_Esercizi_.
(a) Secondo la newsletter della Banca d'Italia citata nel brano sulla blockchain, a quali tipi di illecito sono sempre più correlate le segnalazioni di operazioni sospette? Elencali tutti.
(b) Trascrivi dal brano sulla blockchain il testo compreso tra "1. Distributed Ledger" e "a quel momento.", estremi inclusi.

_Brano_.
+---+

A cura di Lorenzo Savastano[1]

  1. Blockchain: un nuovo terreno su cui “inseguire il denaro”

Il rapporto “Cryptocurrencies: Tracing the Evolution of Criminal Finances”, pubblicato lo scorso anno dall’agenzia di law enforcement dell’Unione Europea Europol, ha chiaramente evidenziato come l’uso illecito di valute virtuali – per scopi di riciclaggio di capitali di origine illecita – non appaia più confinato all’area del cybercrime, ricollegandosi invece ad ogni tipo di attività illecita (soprattutto, ma non solo) a sfondo economico-finanziario.

Un’osservazione che trova conferma anche nell’ultima newsletter di Banca d’Italia, pubblicata lo scorso dicembre, dove si apprende che le segnalazioni di operazioni sospette riconducibili a digital asset, sensibilmente aumentate negli ultimi tre anni, sono sempre più correlate non solo a crimini tipicamente telematici, come frodi informatiche o a episodi di ransomware, ma anche a illeciti di natura tributaria.

Si tratta di dati che confermano come le “tracce del denaro” – da inseguire, secondo il celebre insegnamento falconiano per la ricostruzione dei più complessi scenari criminali – si siano ormai spostate su terreni meno convenzionali ma sempre più diffusi ed impiegati: i registri virtuali della blockchain.

Al riguardo, si vuole offrire nel presente contributo una riflessione riguardante un dilemma di rilevante impatto nella pratica professionale degli operatori di polizia finanziaria impiegati nella ricostruzione di fenomeni riciclatori perpetrati mediante l’utilizzo della tecnologia dei registri elettronici distribuiti e sintetizzabile nella domanda: qual è il valore probatorio dei dati riportati su una blockchain?

  1. Distributed Ledger Technology “aperte” e “chiuse”

Come noto, la tecnologia blockchain è una particolare forma di Distributed Ledger Technology (DLT), ovvero un registro elettronico condiviso tra più utenti di un medesimo network informatico, i cui dati sono protetti sia tramite tecniche crittografiche che attraverso la cosiddetta ridondanza dei dati (i.e. copie delle stesse informazioni possono essere validate e archiviate presso tutti i partecipanti attivi al registro)[2].

Nello specifico, si parla di blockchain perché le transazioni memorizzate sono raggruppate in una sequenza di “blocchi” collegati tra loro per via crittografica, creando così una registrazione in ordine cronologico e non modificabile di tutte le transazioni effettuate fino a quel momento.

+---+

Record di dati:
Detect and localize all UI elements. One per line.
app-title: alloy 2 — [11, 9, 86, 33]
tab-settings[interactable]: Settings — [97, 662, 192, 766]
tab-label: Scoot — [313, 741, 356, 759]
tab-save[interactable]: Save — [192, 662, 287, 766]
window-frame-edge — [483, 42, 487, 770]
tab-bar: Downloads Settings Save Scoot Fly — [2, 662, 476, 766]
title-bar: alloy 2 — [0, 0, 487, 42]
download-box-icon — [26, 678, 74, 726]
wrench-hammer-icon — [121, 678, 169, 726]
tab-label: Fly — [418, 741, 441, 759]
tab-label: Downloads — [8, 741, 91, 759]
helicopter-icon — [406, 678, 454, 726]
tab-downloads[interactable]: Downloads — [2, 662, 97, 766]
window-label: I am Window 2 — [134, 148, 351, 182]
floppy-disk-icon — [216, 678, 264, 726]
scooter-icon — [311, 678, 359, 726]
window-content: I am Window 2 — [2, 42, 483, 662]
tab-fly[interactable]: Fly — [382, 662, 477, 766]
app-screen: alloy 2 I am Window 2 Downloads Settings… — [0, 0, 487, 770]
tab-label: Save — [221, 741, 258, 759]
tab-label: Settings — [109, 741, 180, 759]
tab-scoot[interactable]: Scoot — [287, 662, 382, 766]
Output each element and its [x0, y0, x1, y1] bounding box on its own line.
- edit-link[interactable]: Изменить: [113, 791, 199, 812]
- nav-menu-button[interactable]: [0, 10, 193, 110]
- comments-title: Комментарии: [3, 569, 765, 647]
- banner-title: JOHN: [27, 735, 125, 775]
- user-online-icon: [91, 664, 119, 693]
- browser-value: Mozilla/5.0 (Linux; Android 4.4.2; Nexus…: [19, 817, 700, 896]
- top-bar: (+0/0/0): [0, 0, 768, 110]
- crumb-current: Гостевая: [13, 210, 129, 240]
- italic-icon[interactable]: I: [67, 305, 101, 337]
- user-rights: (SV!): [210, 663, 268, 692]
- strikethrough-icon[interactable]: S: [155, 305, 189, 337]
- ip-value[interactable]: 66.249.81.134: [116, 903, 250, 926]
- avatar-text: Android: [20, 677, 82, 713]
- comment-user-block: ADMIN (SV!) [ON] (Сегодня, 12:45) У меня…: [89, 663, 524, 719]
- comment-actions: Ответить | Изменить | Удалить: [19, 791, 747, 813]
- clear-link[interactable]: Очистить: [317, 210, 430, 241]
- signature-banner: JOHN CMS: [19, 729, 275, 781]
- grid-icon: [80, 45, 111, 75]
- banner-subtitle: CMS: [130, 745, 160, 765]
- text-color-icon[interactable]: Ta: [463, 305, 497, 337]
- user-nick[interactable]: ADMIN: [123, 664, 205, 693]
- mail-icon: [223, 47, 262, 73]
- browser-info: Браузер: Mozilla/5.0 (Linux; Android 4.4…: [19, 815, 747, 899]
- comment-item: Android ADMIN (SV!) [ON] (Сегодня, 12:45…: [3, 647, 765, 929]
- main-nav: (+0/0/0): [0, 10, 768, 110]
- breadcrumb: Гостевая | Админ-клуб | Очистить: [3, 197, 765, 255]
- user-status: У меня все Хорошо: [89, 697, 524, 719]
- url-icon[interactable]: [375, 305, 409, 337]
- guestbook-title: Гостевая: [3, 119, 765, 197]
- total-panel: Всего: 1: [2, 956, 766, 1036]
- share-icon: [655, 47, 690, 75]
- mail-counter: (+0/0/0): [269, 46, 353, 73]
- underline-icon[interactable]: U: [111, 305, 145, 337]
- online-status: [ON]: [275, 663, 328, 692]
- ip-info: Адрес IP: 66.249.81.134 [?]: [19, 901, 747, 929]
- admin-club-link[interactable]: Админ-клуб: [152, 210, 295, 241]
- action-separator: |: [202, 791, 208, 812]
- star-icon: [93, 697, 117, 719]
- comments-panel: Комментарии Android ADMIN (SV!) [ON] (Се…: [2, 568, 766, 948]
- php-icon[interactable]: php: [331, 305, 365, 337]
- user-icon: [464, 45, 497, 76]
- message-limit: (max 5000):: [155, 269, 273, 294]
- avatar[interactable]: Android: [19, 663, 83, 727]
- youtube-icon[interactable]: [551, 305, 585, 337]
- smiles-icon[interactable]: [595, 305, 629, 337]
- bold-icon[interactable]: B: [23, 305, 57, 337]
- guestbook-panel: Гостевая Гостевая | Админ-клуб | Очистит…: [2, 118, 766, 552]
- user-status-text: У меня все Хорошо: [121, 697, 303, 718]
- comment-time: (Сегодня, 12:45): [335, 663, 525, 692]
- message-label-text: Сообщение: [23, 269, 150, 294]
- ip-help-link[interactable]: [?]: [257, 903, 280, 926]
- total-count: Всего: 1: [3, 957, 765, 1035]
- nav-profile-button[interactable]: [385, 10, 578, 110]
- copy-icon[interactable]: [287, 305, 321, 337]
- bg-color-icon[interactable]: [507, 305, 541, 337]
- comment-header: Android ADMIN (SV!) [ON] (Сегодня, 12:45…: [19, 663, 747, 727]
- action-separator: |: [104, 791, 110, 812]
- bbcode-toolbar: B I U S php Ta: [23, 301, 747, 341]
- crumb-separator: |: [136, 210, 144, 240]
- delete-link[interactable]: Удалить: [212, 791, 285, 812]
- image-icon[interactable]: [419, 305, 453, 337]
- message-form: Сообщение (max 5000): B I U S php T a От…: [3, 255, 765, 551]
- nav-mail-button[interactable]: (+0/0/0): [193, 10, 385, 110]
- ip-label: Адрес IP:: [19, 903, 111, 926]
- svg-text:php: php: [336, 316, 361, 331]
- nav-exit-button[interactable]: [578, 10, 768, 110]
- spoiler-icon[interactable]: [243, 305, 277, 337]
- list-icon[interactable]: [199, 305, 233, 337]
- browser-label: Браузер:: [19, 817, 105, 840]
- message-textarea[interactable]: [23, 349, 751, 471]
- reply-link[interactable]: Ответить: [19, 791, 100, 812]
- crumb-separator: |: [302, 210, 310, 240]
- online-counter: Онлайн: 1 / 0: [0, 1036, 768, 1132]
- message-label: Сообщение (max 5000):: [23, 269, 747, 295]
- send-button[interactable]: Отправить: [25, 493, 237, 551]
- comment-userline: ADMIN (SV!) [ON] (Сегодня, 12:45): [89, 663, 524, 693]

+---+

_Soluzioni_.
(a) frodi informatiche; episodi di ransomware; illeciti di natura tributaria

(b)
1. Distributed Ledger Technology “aperte” e “chiuse”

Come noto, la tecnologia blockchain è una particolare forma di Distributed Ledger Technology (DLT), ovvero un registro elettronico condiviso tra più utenti di un medesimo network informatico, i cui dati sono protetti sia tramite tecniche crittografiche che attraverso la cosiddetta ridondanza dei dati (i.e. copie delle stesse informazioni possono essere validate e archiviate presso tutti i partecipanti attivi al registro)[2].

Nello specifico, si parla di blockchain perché le transazioni memorizzate sono raggruppate in una sequenza di “blocchi” collegati tra loro per via crittografica, creando così una registrazione in ordine cronologico e non modificabile di tutte le transazioni effettuate fino a quel momento.